- WORK INSTRUCTIONS:
Check every line of the material below for "backscatter". Give the number of lines that have it, and only that.

- PROVIDED RECORDS:
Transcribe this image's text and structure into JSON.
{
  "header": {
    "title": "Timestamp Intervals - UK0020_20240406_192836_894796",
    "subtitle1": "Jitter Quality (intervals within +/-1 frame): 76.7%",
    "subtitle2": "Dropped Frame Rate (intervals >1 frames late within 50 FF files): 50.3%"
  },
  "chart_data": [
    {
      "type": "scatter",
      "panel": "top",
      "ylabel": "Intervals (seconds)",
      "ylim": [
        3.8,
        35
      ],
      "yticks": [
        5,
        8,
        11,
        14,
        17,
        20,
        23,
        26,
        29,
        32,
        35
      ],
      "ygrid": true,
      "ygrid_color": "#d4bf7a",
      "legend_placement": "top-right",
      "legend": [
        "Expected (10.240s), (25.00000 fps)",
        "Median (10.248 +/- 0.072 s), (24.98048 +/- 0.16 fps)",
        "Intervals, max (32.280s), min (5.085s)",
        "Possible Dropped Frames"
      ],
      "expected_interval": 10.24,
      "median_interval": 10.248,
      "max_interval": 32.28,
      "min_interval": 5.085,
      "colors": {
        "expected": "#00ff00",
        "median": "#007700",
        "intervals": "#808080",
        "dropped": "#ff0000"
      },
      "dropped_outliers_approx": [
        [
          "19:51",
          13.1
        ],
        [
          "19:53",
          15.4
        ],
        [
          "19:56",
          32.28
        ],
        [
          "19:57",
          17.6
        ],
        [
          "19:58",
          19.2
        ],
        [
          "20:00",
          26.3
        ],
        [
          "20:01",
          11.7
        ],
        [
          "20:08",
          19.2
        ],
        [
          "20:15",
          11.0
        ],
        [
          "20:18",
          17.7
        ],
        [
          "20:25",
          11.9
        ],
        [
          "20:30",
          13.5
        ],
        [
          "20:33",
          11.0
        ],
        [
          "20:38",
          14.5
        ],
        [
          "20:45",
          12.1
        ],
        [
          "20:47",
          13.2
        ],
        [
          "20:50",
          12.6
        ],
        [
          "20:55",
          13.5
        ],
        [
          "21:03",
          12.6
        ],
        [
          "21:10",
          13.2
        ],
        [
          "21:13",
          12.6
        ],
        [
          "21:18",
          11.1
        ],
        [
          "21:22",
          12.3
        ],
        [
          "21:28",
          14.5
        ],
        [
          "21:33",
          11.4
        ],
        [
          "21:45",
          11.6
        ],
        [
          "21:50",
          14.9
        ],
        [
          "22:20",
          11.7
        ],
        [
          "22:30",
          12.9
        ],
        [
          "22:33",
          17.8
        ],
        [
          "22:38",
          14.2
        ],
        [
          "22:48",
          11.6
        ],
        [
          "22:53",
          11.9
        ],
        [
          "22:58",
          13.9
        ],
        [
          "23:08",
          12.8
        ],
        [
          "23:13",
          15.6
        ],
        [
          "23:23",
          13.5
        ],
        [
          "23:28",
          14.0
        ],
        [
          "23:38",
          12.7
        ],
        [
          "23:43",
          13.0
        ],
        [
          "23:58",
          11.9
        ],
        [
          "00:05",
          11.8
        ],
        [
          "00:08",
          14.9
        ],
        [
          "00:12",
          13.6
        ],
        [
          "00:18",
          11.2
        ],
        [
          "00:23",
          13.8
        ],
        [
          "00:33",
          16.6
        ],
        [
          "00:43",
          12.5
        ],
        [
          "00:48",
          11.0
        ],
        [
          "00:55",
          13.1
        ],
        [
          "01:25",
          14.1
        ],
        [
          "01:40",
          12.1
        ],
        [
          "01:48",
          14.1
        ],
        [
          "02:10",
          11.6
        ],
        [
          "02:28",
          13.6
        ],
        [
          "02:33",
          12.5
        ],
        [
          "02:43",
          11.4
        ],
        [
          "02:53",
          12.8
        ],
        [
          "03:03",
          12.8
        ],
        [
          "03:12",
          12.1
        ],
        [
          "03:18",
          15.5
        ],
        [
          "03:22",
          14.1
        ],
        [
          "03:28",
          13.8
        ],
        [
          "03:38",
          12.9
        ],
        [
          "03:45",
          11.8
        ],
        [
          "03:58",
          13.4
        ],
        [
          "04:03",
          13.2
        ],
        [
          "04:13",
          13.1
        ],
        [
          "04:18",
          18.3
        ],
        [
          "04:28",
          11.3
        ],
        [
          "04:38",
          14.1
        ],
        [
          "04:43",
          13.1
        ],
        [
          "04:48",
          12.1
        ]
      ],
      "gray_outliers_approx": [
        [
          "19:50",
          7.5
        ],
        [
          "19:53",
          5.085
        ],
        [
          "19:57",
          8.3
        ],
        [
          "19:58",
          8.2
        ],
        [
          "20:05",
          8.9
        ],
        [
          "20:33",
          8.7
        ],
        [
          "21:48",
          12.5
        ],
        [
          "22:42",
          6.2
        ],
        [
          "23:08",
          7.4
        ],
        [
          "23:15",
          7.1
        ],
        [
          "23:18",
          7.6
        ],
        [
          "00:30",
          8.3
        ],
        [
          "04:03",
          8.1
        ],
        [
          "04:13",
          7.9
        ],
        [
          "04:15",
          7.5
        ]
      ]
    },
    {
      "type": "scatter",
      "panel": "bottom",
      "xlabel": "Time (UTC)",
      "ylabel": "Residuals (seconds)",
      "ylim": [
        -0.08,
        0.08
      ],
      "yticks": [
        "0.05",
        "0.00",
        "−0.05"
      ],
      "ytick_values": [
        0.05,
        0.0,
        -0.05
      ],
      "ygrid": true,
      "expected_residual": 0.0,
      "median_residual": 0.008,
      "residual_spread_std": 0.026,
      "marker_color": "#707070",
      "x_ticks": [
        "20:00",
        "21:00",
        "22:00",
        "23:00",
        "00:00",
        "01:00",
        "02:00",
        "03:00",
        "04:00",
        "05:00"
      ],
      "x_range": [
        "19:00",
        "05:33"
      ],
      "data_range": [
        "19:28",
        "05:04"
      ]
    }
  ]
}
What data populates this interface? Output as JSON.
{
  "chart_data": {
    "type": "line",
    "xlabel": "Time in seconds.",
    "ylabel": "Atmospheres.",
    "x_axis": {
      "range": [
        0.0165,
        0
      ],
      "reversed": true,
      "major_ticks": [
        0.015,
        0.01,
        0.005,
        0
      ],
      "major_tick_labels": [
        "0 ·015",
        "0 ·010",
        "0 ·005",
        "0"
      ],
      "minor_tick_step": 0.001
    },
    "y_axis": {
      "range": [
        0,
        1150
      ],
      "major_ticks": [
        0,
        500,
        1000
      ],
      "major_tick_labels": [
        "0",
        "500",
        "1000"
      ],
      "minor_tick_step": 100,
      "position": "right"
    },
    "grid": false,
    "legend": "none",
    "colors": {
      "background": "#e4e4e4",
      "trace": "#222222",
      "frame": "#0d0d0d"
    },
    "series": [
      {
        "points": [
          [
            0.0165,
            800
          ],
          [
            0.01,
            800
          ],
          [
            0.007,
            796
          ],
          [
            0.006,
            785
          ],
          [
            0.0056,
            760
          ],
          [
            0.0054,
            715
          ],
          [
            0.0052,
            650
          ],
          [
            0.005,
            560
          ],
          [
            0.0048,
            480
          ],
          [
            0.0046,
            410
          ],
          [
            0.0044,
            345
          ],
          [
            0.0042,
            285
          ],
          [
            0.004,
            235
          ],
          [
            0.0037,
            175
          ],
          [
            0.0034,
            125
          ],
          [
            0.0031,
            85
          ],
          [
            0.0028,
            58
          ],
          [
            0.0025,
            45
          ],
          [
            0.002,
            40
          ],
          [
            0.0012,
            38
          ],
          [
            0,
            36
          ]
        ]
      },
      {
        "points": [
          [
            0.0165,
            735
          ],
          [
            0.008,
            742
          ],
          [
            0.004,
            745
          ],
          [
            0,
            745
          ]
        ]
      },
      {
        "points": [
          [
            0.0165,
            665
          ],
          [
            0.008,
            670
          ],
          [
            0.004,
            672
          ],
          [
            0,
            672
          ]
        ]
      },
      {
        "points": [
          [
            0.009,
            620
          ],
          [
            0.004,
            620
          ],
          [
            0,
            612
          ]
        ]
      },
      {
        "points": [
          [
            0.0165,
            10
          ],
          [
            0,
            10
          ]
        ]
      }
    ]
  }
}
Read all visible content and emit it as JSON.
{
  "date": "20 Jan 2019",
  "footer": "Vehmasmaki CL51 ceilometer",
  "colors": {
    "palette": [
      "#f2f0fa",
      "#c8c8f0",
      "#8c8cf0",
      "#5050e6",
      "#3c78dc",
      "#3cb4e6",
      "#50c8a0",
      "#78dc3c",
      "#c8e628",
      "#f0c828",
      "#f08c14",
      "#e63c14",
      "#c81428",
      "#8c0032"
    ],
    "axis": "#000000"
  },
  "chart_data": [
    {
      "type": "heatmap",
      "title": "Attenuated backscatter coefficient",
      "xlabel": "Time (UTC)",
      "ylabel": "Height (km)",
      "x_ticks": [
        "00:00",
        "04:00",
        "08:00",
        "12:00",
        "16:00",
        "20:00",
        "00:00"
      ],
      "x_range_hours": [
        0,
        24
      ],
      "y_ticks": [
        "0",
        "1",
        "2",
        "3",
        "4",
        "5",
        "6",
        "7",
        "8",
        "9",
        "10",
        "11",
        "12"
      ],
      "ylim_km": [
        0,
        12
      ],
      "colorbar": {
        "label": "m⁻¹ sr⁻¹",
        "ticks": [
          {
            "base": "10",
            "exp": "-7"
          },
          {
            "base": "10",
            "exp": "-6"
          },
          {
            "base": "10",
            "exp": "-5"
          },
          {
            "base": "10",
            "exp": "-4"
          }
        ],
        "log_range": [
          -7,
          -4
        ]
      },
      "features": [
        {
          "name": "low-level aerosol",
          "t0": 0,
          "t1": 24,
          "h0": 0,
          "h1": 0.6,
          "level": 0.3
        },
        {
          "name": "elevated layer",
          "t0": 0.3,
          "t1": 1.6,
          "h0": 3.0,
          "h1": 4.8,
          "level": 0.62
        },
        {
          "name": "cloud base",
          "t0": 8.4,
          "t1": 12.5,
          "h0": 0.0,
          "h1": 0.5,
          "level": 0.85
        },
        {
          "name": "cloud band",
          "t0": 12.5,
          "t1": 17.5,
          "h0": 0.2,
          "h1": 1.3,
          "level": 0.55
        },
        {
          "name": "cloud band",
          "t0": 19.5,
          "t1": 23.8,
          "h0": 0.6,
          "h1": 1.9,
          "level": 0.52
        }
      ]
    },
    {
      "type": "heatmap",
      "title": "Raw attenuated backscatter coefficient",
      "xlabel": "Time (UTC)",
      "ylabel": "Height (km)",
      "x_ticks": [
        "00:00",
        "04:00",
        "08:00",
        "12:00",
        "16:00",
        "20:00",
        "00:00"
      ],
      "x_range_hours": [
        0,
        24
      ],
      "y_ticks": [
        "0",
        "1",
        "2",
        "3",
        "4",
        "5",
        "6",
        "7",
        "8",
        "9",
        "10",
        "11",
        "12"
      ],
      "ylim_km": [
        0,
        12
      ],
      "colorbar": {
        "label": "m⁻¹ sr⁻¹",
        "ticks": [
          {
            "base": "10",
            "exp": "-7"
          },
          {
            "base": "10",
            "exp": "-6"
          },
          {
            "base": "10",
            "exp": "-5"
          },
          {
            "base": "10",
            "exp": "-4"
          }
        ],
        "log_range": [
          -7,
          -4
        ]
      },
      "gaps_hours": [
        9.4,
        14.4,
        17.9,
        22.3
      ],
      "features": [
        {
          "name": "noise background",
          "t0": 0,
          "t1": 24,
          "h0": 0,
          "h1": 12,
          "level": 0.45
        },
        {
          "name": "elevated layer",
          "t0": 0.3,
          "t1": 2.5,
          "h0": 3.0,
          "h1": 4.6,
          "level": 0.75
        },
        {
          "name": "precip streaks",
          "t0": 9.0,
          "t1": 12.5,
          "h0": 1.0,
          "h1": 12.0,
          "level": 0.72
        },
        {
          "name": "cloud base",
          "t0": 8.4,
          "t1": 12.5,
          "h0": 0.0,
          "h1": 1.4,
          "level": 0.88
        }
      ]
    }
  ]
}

- WORKED SOLUTION:
2